── Record extracts ──
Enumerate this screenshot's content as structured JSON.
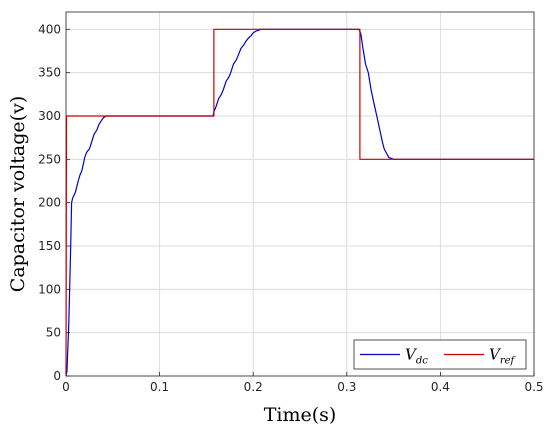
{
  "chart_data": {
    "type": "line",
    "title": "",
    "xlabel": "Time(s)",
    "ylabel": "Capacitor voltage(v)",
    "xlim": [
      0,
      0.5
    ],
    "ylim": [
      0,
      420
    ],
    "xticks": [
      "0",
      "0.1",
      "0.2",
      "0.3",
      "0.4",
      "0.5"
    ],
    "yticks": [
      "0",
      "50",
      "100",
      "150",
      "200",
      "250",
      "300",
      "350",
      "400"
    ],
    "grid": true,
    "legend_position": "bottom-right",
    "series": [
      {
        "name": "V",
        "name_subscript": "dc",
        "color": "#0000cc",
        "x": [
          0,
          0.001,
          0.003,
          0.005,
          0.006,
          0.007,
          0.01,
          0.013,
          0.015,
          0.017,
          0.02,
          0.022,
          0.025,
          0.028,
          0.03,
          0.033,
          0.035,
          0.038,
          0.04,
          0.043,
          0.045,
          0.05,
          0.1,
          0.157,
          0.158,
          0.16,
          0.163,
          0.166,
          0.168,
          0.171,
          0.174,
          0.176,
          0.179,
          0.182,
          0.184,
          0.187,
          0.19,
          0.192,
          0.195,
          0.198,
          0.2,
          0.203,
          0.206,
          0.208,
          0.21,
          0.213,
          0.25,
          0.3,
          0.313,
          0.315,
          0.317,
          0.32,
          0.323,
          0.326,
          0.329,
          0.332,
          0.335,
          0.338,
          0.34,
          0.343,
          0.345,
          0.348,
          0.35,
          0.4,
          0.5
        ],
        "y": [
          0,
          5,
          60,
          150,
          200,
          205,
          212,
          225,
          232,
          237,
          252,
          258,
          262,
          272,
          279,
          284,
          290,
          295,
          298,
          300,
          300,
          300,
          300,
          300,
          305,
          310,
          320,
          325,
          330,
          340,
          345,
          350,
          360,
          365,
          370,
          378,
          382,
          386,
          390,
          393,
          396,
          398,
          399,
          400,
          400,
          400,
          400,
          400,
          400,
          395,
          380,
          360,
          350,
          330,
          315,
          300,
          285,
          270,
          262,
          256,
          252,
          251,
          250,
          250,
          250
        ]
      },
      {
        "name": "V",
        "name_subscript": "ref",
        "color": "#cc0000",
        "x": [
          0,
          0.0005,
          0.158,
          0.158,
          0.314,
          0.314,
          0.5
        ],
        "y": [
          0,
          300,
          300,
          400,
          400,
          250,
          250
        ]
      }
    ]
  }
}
───
= Task description =
Copy the listing over exactly, skipping the pictures it holds.

= Worked answer =
Enumerate this screenshot's content as structured JSON.
{
  "chart_data": {
    "type": "line",
    "title": "",
    "xlabel": "Time(s)",
    "ylabel": "Capacitor voltage(v)",
    "xlim": [
      0,
      0.5
    ],
    "ylim": [
      0,
      420
    ],
    "xticks": [
      "0",
      "0.1",
      "0.2",
      "0.3",
      "0.4",
      "0.5"
    ],
    "yticks": [
      "0",
      "50",
      "100",
      "150",
      "200",
      "250",
      "300",
      "350",
      "400"
    ],
    "grid": true,
    "legend_position": "bottom-right",
    "series": [
      {
        "name": "V",
        "name_subscript": "dc",
        "color": "#0000cc",
        "x": [
          0,
          0.001,
          0.003,
          0.005,
          0.006,
          0.007,
          0.01,
          0.013,
          0.015,
          0.017,
          0.02,
          0.022,
          0.025,
          0.028,
          0.03,
          0.033,
          0.035,
          0.038,
          0.04,
          0.043,
          0.045,
          0.05,
          0.1,
          0.157,
          0.158,
          0.16,
          0.163,
          0.166,
          0.168,
          0.171,
          0.174,
          0.176,
          0.179,
          0.182,
          0.184,
          0.187,
          0.19,
          0.192,
          0.195,
          0.198,
          0.2,
          0.203,
          0.206,
          0.208,
          0.21,
          0.213,
          0.25,
          0.3,
          0.313,
          0.315,
          0.317,
          0.32,
          0.323,
          0.326,
          0.329,
          0.332,
          0.335,
          0.338,
          0.34,
          0.343,
          0.345,
          0.348,
          0.35,
          0.4,
          0.5
        ],
        "y": [
          0,
          5,
          60,
          150,
          200,
          205,
          212,
          225,
          232,
          237,
          252,
          258,
          262,
          272,
          279,
          284,
          290,
          295,
          298,
          300,
          300,
          300,
          300,
          300,
          305,
          310,
          320,
          325,
          330,
          340,
          345,
          350,
          360,
          365,
          370,
          378,
          382,
          386,
          390,
          393,
          396,
          398,
          399,
          400,
          400,
          400,
          400,
          400,
          400,
          395,
          380,
          360,
          350,
          330,
          315,
          300,
          285,
          270,
          262,
          256,
          252,
          251,
          250,
          250,
          250
        ]
      },
      {
        "name": "V",
        "name_subscript": "ref",
        "color": "#cc0000",
        "x": [
          0,
          0.0005,
          0.158,
          0.158,
          0.314,
          0.314,
          0.5
        ],
        "y": [
          0,
          300,
          300,
          400,
          400,
          250,
          250
        ]
      }
    ]
  }
}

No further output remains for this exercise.